* _Data provided_

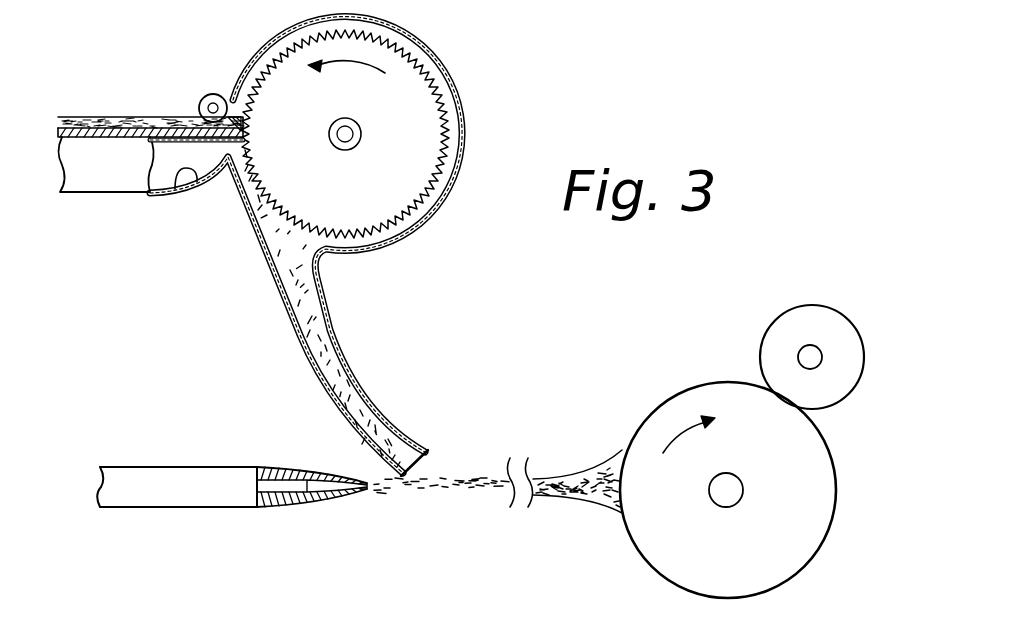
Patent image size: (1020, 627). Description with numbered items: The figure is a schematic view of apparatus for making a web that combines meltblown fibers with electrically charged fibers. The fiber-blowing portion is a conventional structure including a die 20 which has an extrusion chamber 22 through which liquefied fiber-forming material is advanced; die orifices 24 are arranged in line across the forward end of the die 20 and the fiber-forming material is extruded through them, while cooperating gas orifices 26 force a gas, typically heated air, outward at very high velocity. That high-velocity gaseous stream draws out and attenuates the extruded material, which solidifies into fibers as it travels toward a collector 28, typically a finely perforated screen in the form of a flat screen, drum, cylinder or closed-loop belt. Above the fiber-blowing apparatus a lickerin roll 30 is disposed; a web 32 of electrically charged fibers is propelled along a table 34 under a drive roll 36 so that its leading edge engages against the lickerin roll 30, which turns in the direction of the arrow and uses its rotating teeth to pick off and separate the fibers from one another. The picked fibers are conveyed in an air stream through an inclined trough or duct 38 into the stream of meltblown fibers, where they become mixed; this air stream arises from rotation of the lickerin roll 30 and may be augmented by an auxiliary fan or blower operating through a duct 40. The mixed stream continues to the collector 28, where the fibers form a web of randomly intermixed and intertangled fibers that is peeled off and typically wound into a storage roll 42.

The die 20 is at (170, 456).
The extrusion chamber 22 is at (258, 488).
The die orifices 24 is at (368, 489).
The gas orifices 26 is at (308, 468).
The collector 28 is at (657, 409).
The lickerin roll 30 is at (376, 197).
The web 32 is at (105, 116).
The table 34 is at (146, 128).
The drive roll 36 is at (214, 93).
The inclined trough or duct 38 is at (305, 313).
The duct 40 is at (172, 196).
The storage roll 42 is at (821, 306).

* _Stated problem_
Show each line of the material above that contains the word "storage".

* _Reply_
Patent image size: (1020, 627). Description with numbered items: The figure is a schematic view of apparatus for making a web that combines meltblown fibers with electrically charged fibers. The fiber-blowing portion is a conventional structure including a die 20 which has an extrusion chamber 22 through which liquefied fiber-forming material is advanced; die orifices 24 are arranged in line across the forward end of the die 20 and the fiber-forming material is extruded through them, while cooperating gas orifices 26 force a gas, typically heated air, outward at very high velocity. That high-velocity gaseous stream draws out and attenuates the extruded material, which solidifies into fibers as it travels toward a collector 28, typically a finely perforated screen in the form of a flat screen, drum, cylinder or closed-loop belt. Above the fiber-blowing apparatus a lickerin roll 30 is disposed; a web 32 of electrically charged fibers is propelled along a table 34 under a drive roll 36 so that its leading edge engages against the lickerin roll 30, which turns in the direction of the arrow and uses its rotating teeth to pick off and separate the fibers from one another. The picked fibers are conveyed in an air stream through an inclined trough or duct 38 into the stream of meltblown fibers, where they become mixed; this air stream arises from rotation of the lickerin roll 30 and may be augmented by an auxiliary fan or blower operating through a duct 40. The mixed stream continues to the collector 28, where the fibers form a web of randomly intermixed and intertangled fibers that is peeled off and typically wound into a storage roll 42.
The storage roll 42 is at (821, 306).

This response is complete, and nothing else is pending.